**Written exercise:** Write the entries below out again exactly; any picture in them stays out.

**Dataset entries:**
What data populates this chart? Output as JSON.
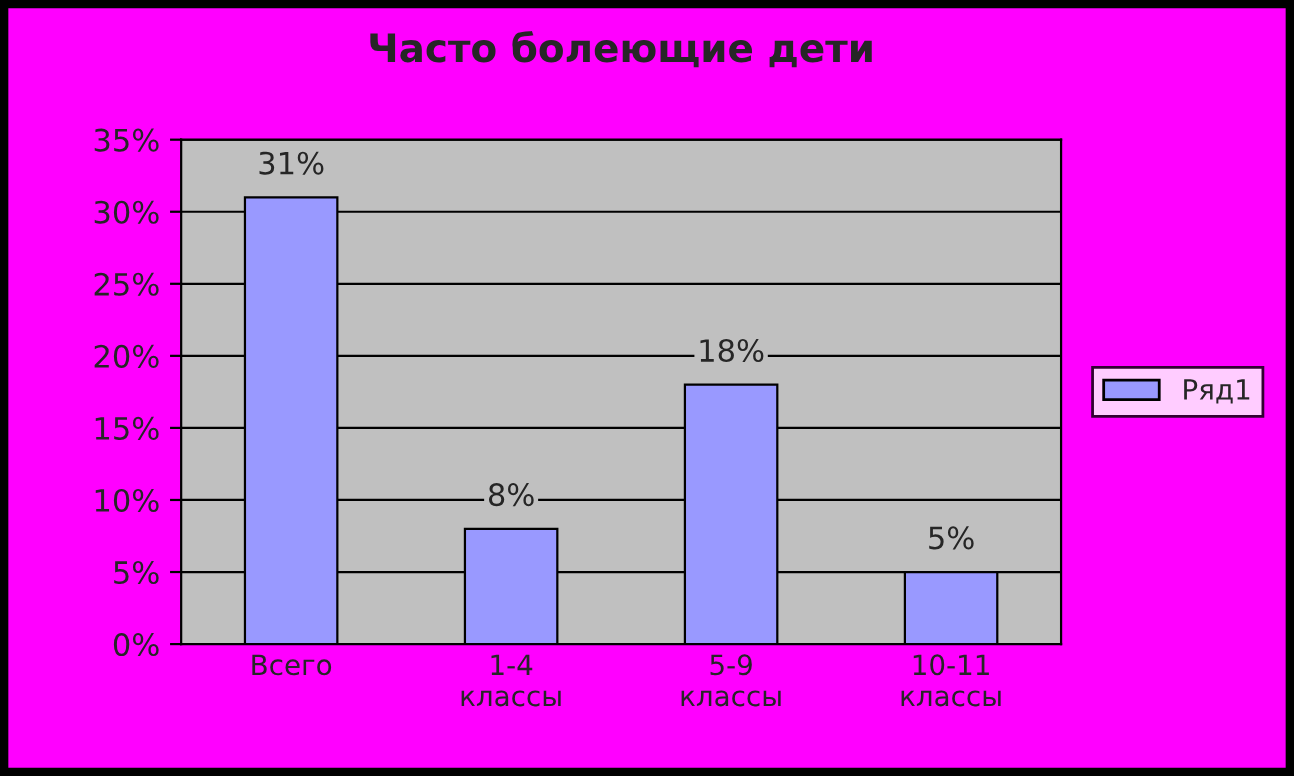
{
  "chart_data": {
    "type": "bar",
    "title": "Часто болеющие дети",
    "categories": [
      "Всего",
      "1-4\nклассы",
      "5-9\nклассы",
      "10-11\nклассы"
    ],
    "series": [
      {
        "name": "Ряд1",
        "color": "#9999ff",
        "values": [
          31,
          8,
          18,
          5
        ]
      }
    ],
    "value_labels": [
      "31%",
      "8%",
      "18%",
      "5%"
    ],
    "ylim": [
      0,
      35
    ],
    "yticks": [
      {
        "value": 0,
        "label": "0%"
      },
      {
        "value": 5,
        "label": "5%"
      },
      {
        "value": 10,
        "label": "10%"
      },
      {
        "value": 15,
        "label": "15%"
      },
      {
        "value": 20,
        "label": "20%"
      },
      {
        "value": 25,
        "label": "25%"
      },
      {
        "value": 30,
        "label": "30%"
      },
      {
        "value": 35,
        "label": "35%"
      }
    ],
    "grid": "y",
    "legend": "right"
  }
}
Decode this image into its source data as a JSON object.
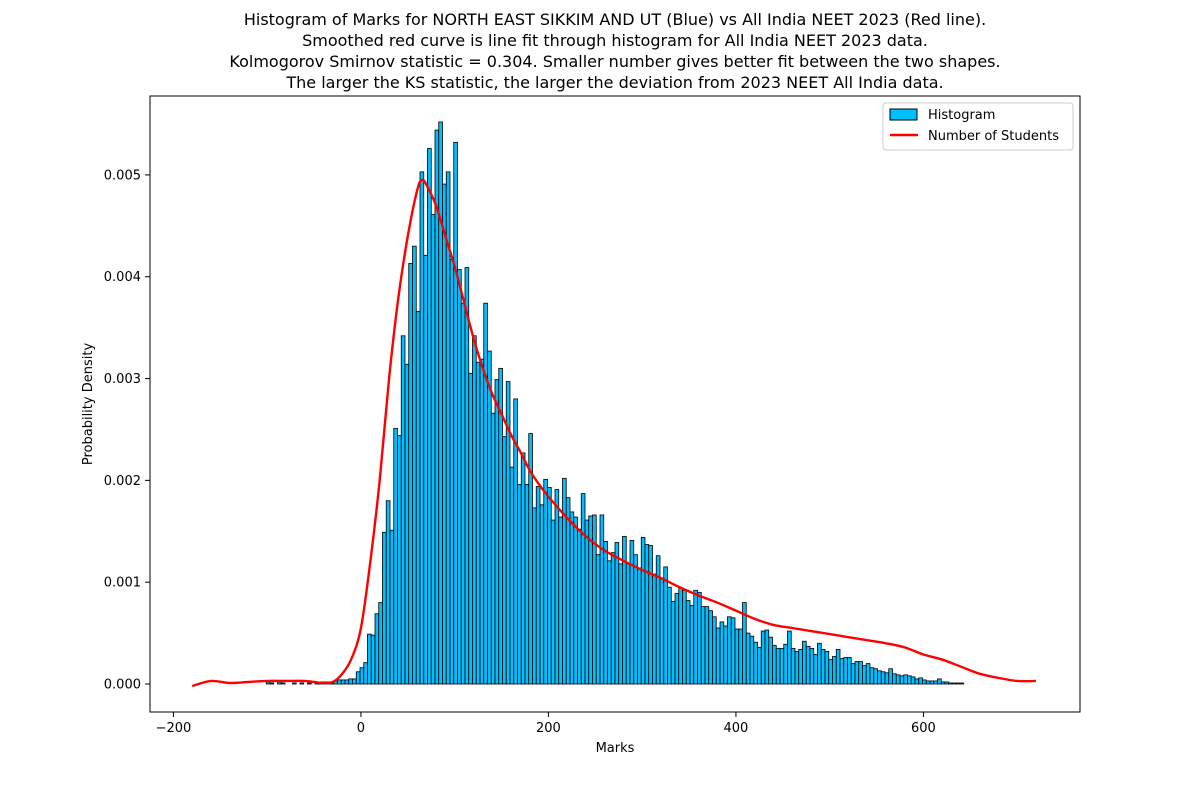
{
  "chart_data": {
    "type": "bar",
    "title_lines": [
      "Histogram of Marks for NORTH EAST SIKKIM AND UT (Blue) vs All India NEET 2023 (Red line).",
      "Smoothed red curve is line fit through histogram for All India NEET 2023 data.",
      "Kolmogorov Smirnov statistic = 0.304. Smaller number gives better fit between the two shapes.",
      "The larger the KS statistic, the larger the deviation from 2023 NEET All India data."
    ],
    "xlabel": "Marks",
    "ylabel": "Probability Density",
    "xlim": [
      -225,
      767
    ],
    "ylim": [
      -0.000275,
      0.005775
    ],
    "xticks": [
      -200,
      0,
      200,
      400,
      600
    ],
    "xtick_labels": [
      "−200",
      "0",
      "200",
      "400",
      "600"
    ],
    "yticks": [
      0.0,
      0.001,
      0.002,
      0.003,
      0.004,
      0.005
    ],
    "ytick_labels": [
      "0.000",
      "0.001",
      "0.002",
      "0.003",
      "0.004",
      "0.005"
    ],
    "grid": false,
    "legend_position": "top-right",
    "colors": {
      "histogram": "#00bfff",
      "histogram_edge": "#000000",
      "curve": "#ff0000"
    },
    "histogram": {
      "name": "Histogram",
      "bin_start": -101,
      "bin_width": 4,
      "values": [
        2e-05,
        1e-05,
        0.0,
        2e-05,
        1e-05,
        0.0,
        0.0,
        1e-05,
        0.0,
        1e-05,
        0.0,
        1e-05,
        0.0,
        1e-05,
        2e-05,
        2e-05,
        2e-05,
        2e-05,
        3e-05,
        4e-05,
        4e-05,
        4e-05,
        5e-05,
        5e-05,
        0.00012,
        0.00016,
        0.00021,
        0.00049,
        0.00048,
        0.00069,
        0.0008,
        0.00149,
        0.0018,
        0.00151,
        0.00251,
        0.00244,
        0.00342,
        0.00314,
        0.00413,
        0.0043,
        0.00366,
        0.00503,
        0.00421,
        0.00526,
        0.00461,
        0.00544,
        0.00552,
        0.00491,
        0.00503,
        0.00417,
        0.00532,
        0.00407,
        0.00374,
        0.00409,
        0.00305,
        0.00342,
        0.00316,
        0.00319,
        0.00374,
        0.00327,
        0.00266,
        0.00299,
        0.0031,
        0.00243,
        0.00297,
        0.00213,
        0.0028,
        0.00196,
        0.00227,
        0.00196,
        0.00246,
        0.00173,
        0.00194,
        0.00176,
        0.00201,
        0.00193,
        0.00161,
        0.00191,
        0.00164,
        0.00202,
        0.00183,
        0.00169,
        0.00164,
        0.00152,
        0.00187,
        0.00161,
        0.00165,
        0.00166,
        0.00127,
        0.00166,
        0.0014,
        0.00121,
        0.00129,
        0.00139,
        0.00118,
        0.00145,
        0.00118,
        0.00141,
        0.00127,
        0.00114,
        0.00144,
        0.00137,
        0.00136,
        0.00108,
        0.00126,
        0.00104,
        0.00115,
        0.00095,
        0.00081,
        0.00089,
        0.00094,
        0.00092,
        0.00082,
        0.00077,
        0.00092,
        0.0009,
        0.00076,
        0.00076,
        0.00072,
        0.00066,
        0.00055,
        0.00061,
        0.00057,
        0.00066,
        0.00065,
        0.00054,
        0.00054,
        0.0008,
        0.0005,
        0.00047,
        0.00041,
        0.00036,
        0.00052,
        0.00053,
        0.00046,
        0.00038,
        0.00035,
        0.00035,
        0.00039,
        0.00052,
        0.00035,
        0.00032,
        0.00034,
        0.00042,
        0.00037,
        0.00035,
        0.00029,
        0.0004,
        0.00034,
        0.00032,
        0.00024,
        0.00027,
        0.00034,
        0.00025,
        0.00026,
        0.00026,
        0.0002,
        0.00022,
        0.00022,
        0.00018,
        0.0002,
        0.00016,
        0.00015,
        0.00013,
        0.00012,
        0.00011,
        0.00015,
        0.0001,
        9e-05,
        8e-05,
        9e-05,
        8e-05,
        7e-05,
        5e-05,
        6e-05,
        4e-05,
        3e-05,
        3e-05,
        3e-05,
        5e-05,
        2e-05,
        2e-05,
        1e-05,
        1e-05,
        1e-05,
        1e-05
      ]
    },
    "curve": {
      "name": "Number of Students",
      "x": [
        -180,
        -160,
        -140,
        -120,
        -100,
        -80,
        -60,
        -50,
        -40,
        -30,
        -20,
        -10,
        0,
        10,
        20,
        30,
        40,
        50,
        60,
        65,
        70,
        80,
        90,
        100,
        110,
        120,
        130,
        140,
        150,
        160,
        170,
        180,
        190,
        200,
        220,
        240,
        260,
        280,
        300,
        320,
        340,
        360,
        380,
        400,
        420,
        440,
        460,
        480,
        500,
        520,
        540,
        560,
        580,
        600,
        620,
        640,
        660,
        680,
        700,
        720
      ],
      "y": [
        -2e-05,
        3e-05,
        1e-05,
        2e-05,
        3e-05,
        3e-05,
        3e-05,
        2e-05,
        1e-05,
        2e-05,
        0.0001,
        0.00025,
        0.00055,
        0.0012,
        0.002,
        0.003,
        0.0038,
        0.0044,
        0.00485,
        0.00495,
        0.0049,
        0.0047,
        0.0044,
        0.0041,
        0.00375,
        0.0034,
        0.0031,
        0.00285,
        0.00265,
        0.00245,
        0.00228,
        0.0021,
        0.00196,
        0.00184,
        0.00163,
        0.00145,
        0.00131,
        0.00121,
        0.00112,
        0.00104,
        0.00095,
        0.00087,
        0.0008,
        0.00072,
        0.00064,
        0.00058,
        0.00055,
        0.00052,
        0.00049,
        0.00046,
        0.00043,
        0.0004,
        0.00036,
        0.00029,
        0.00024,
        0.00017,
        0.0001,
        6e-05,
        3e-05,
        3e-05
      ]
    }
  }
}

**Exercise solution:**
What data populates this chart? Output as JSON.
{
  "chart_data": {
    "type": "bar",
    "title": "Часто болеющие дети",
    "categories": [
      "Всего",
      "1-4\nклассы",
      "5-9\nклассы",
      "10-11\nклассы"
    ],
    "series": [
      {
        "name": "Ряд1",
        "color": "#9999ff",
        "values": [
          31,
          8,
          18,
          5
        ]
      }
    ],
    "value_labels": [
      "31%",
      "8%",
      "18%",
      "5%"
    ],
    "ylim": [
      0,
      35
    ],
    "yticks": [
      {
        "value": 0,
        "label": "0%"
      },
      {
        "value": 5,
        "label": "5%"
      },
      {
        "value": 10,
        "label": "10%"
      },
      {
        "value": 15,
        "label": "15%"
      },
      {
        "value": 20,
        "label": "20%"
      },
      {
        "value": 25,
        "label": "25%"
      },
      {
        "value": 30,
        "label": "30%"
      },
      {
        "value": 35,
        "label": "35%"
      }
    ],
    "grid": "y",
    "legend": "right"
  }
}
Decode this image into its source data as a JSON object.
{
  "chart_data": {
    "type": "bar",
    "title_lines": [
      "Histogram of Marks for NORTH EAST SIKKIM AND UT (Blue) vs All India NEET 2023 (Red line).",
      "Smoothed red curve is line fit through histogram for All India NEET 2023 data.",
      "Kolmogorov Smirnov statistic = 0.304. Smaller number gives better fit between the two shapes.",
      "The larger the KS statistic, the larger the deviation from 2023 NEET All India data."
    ],
    "xlabel": "Marks",
    "ylabel": "Probability Density",
    "xlim": [
      -225,
      767
    ],
    "ylim": [
      -0.000275,
      0.005775
    ],
    "xticks": [
      -200,
      0,
      200,
      400,
      600
    ],
    "xtick_labels": [
      "−200",
      "0",
      "200",
      "400",
      "600"
    ],
    "yticks": [
      0.0,
      0.001,
      0.002,
      0.003,
      0.004,
      0.005
    ],
    "ytick_labels": [
      "0.000",
      "0.001",
      "0.002",
      "0.003",
      "0.004",
      "0.005"
    ],
    "grid": false,
    "legend_position": "top-right",
    "colors": {
      "histogram": "#00bfff",
      "histogram_edge": "#000000",
      "curve": "#ff0000"
    },
    "histogram": {
      "name": "Histogram",
      "bin_start": -101,
      "bin_width": 4,
      "values": [
        2e-05,
        1e-05,
        0.0,
        2e-05,
        1e-05,
        0.0,
        0.0,
        1e-05,
        0.0,
        1e-05,
        0.0,
        1e-05,
        0.0,
        1e-05,
        2e-05,
        2e-05,
        2e-05,
        2e-05,
        3e-05,
        4e-05,
        4e-05,
        4e-05,
        5e-05,
        5e-05,
        0.00012,
        0.00016,
        0.00021,
        0.00049,
        0.00048,
        0.00069,
        0.0008,
        0.00149,
        0.0018,
        0.00151,
        0.00251,
        0.00244,
        0.00342,
        0.00314,
        0.00413,
        0.0043,
        0.00366,
        0.00503,
        0.00421,
        0.00526,
        0.00461,
        0.00544,
        0.00552,
        0.00491,
        0.00503,
        0.00417,
        0.00532,
        0.00407,
        0.00374,
        0.00409,
        0.00305,
        0.00342,
        0.00316,
        0.00319,
        0.00374,
        0.00327,
        0.00266,
        0.00299,
        0.0031,
        0.00243,
        0.00297,
        0.00213,
        0.0028,
        0.00196,
        0.00227,
        0.00196,
        0.00246,
        0.00173,
        0.00194,
        0.00176,
        0.00201,
        0.00193,
        0.00161,
        0.00191,
        0.00164,
        0.00202,
        0.00183,
        0.00169,
        0.00164,
        0.00152,
        0.00187,
        0.00161,
        0.00165,
        0.00166,
        0.00127,
        0.00166,
        0.0014,
        0.00121,
        0.00129,
        0.00139,
        0.00118,
        0.00145,
        0.00118,
        0.00141,
        0.00127,
        0.00114,
        0.00144,
        0.00137,
        0.00136,
        0.00108,
        0.00126,
        0.00104,
        0.00115,
        0.00095,
        0.00081,
        0.00089,
        0.00094,
        0.00092,
        0.00082,
        0.00077,
        0.00092,
        0.0009,
        0.00076,
        0.00076,
        0.00072,
        0.00066,
        0.00055,
        0.00061,
        0.00057,
        0.00066,
        0.00065,
        0.00054,
        0.00054,
        0.0008,
        0.0005,
        0.00047,
        0.00041,
        0.00036,
        0.00052,
        0.00053,
        0.00046,
        0.00038,
        0.00035,
        0.00035,
        0.00039,
        0.00052,
        0.00035,
        0.00032,
        0.00034,
        0.00042,
        0.00037,
        0.00035,
        0.00029,
        0.0004,
        0.00034,
        0.00032,
        0.00024,
        0.00027,
        0.00034,
        0.00025,
        0.00026,
        0.00026,
        0.0002,
        0.00022,
        0.00022,
        0.00018,
        0.0002,
        0.00016,
        0.00015,
        0.00013,
        0.00012,
        0.00011,
        0.00015,
        0.0001,
        9e-05,
        8e-05,
        9e-05,
        8e-05,
        7e-05,
        5e-05,
        6e-05,
        4e-05,
        3e-05,
        3e-05,
        3e-05,
        5e-05,
        2e-05,
        2e-05,
        1e-05,
        1e-05,
        1e-05,
        1e-05
      ]
    },
    "curve": {
      "name": "Number of Students",
      "x": [
        -180,
        -160,
        -140,
        -120,
        -100,
        -80,
        -60,
        -50,
        -40,
        -30,
        -20,
        -10,
        0,
        10,
        20,
        30,
        40,
        50,
        60,
        65,
        70,
        80,
        90,
        100,
        110,
        120,
        130,
        140,
        150,
        160,
        170,
        180,
        190,
        200,
        220,
        240,
        260,
        280,
        300,
        320,
        340,
        360,
        380,
        400,
        420,
        440,
        460,
        480,
        500,
        520,
        540,
        560,
        580,
        600,
        620,
        640,
        660,
        680,
        700,
        720
      ],
      "y": [
        -2e-05,
        3e-05,
        1e-05,
        2e-05,
        3e-05,
        3e-05,
        3e-05,
        2e-05,
        1e-05,
        2e-05,
        0.0001,
        0.00025,
        0.00055,
        0.0012,
        0.002,
        0.003,
        0.0038,
        0.0044,
        0.00485,
        0.00495,
        0.0049,
        0.0047,
        0.0044,
        0.0041,
        0.00375,
        0.0034,
        0.0031,
        0.00285,
        0.00265,
        0.00245,
        0.00228,
        0.0021,
        0.00196,
        0.00184,
        0.00163,
        0.00145,
        0.00131,
        0.00121,
        0.00112,
        0.00104,
        0.00095,
        0.00087,
        0.0008,
        0.00072,
        0.00064,
        0.00058,
        0.00055,
        0.00052,
        0.00049,
        0.00046,
        0.00043,
        0.0004,
        0.00036,
        0.00029,
        0.00024,
        0.00017,
        0.0001,
        6e-05,
        3e-05,
        3e-05
      ]
    }
  }
}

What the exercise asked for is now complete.